╭─ Stored rows

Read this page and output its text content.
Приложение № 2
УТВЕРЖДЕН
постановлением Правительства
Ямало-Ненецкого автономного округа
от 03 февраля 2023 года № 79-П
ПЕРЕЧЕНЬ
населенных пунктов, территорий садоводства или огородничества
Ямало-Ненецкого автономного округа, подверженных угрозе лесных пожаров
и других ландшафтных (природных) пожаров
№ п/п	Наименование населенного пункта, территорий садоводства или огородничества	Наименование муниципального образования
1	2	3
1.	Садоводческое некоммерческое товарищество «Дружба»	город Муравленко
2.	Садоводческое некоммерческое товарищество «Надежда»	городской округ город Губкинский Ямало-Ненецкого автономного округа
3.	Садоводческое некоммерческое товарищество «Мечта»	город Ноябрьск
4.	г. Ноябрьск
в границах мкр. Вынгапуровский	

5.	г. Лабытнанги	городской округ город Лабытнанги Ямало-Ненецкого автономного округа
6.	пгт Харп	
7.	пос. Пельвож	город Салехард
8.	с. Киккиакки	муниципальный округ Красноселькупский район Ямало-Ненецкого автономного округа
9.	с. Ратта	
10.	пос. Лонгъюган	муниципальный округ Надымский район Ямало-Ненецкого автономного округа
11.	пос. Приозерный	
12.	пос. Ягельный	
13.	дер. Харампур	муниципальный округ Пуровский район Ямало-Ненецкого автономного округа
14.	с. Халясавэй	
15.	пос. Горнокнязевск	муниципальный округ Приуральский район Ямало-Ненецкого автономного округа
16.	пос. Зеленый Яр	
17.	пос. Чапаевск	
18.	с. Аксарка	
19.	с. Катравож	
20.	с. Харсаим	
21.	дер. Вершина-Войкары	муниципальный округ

╰─

What this task involves: Go through the listing above line by line and say how many lines hold the word "пожаров". Reply with that number only.

Correct result: 2